→ **The request**:
Scan the data for lines with "Кирова" and report the count by itself.

→ **Collection entries**:
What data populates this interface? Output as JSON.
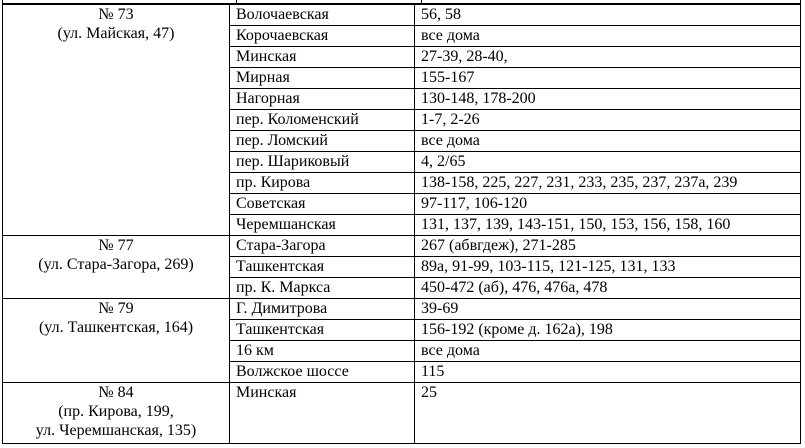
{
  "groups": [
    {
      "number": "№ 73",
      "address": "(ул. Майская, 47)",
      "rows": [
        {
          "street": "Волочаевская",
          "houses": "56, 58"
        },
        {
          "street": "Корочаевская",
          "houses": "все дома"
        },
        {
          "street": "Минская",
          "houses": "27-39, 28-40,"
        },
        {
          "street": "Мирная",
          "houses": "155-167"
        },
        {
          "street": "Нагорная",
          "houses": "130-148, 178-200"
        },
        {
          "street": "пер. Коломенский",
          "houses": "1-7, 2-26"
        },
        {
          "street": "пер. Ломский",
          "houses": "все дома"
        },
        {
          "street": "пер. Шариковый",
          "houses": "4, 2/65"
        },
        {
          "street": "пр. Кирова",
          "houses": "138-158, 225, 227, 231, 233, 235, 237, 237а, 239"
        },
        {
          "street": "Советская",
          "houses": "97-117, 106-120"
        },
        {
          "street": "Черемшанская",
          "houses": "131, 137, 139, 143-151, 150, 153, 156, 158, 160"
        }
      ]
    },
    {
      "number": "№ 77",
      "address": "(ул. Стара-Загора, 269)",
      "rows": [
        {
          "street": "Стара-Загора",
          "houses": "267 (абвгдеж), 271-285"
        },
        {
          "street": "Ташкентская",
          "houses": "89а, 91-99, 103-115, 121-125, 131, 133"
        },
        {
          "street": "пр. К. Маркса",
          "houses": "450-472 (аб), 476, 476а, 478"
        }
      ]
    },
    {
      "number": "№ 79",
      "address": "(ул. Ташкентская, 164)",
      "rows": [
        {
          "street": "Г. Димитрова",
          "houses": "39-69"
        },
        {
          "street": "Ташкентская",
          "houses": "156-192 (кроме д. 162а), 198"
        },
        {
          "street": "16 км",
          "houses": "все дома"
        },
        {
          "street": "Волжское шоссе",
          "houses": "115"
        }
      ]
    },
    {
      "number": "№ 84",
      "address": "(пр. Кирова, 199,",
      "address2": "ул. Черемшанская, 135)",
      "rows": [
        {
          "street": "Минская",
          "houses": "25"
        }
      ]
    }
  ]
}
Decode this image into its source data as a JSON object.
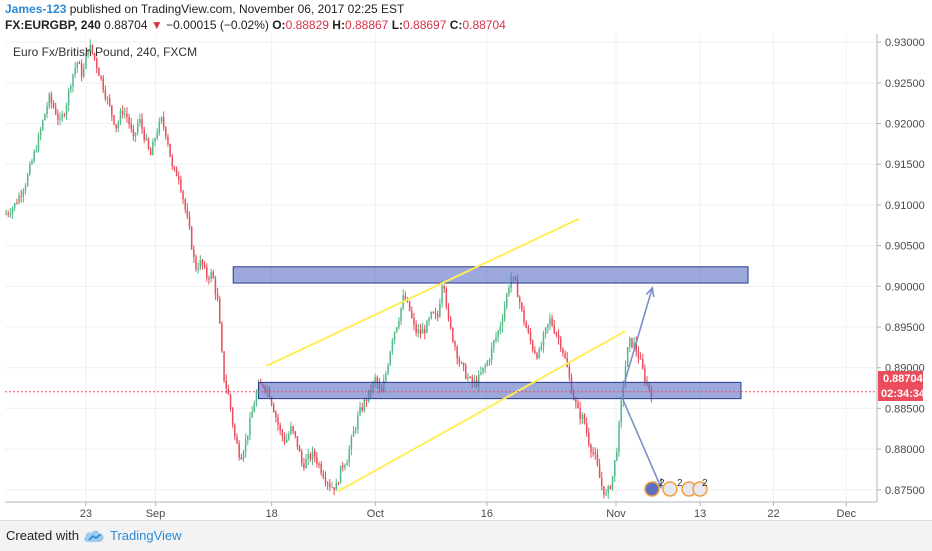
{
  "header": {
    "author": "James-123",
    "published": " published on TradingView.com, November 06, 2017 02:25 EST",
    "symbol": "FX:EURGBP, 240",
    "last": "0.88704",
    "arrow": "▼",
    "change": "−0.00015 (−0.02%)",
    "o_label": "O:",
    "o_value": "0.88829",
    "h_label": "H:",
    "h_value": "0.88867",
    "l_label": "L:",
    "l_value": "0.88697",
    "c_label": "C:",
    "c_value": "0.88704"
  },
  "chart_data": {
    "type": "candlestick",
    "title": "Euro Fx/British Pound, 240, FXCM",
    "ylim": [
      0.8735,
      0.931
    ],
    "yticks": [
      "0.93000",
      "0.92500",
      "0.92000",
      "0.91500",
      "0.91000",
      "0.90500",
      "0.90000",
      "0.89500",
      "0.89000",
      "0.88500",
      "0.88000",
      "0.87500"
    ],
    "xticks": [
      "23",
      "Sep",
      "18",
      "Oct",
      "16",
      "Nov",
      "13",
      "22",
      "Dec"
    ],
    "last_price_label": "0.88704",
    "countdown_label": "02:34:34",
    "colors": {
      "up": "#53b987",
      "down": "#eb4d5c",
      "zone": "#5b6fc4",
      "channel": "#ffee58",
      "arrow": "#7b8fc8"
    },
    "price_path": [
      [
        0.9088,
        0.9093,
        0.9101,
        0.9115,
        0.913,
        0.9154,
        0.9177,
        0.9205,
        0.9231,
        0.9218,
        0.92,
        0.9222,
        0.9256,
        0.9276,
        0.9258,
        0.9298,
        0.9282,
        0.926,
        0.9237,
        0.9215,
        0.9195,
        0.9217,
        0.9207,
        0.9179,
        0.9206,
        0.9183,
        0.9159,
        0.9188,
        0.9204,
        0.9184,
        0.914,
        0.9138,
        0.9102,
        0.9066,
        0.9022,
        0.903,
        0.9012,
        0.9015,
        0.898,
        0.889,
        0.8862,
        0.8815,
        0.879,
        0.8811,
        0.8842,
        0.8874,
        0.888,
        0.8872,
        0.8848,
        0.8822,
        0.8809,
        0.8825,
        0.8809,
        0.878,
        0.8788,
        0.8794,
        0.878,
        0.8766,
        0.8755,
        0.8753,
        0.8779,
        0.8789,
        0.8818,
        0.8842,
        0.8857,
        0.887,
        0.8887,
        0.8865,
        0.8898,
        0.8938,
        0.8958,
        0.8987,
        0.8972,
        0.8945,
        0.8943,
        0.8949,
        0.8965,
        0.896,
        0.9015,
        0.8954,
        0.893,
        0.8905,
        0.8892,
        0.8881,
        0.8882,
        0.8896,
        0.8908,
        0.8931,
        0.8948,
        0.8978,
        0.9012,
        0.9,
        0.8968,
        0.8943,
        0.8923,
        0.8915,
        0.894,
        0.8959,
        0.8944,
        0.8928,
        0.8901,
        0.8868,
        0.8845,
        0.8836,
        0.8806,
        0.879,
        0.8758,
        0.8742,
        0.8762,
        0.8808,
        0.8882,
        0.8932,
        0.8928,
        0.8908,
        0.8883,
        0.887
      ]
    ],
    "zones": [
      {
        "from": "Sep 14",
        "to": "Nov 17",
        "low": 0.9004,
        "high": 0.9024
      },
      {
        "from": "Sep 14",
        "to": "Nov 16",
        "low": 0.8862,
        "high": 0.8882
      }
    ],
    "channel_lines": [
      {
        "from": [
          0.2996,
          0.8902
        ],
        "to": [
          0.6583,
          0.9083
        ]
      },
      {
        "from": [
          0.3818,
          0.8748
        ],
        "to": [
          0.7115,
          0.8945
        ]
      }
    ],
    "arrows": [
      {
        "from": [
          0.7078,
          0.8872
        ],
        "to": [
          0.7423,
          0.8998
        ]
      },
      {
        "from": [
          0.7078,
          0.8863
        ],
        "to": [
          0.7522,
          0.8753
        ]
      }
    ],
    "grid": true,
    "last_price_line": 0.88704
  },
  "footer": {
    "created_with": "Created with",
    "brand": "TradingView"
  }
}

→ **Complete answer**:
2